══ Available records ══

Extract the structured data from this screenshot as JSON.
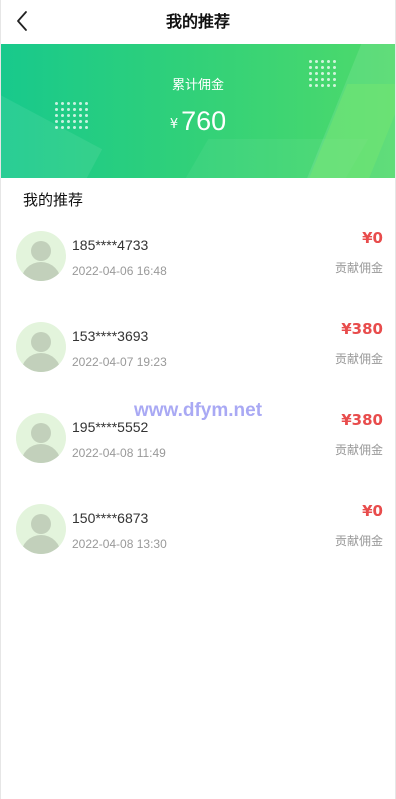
{
  "header": {
    "title": "我的推荐",
    "back_icon": "chevron-left-icon"
  },
  "banner": {
    "label": "累计佣金",
    "currency": "¥",
    "amount": "760"
  },
  "section_title": "我的推荐",
  "records": [
    {
      "phone": "185****4733",
      "time": "2022-04-06 16:48",
      "amount": "¥0",
      "label": "贡献佣金"
    },
    {
      "phone": "153****3693",
      "time": "2022-04-07 19:23",
      "amount": "¥380",
      "label": "贡献佣金"
    },
    {
      "phone": "195****5552",
      "time": "2022-04-08 11:49",
      "amount": "¥380",
      "label": "贡献佣金"
    },
    {
      "phone": "150****6873",
      "time": "2022-04-08 13:30",
      "amount": "¥0",
      "label": "贡献佣金"
    }
  ],
  "watermark": "www.dfym.net",
  "colors": {
    "banner_start": "#18c98c",
    "banner_end": "#4fda6a",
    "amount": "#e84c4c",
    "avatar_bg": "#e3f4dc"
  }
}
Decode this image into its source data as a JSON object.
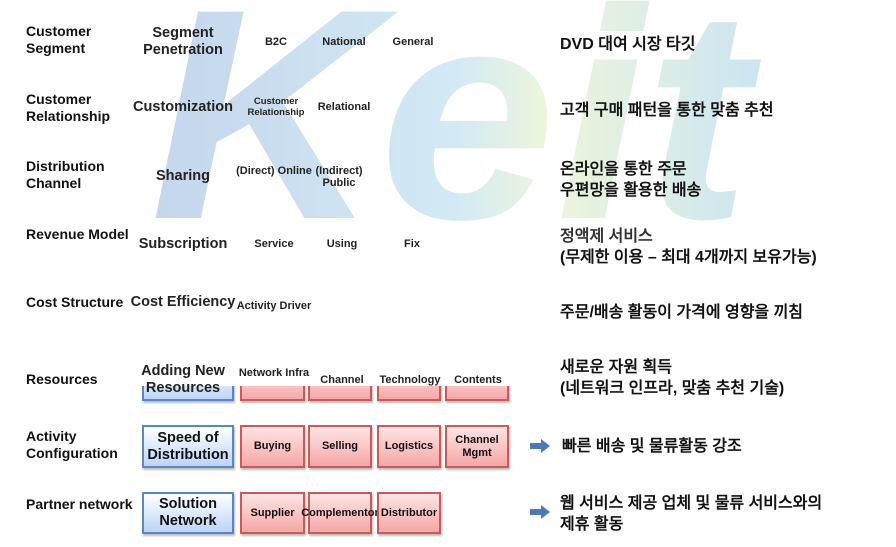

═══

_What you are asked to do_.
Scan the entries above and work out how many lines include the word "time"; the reply is that number alone.

_Final result_.
4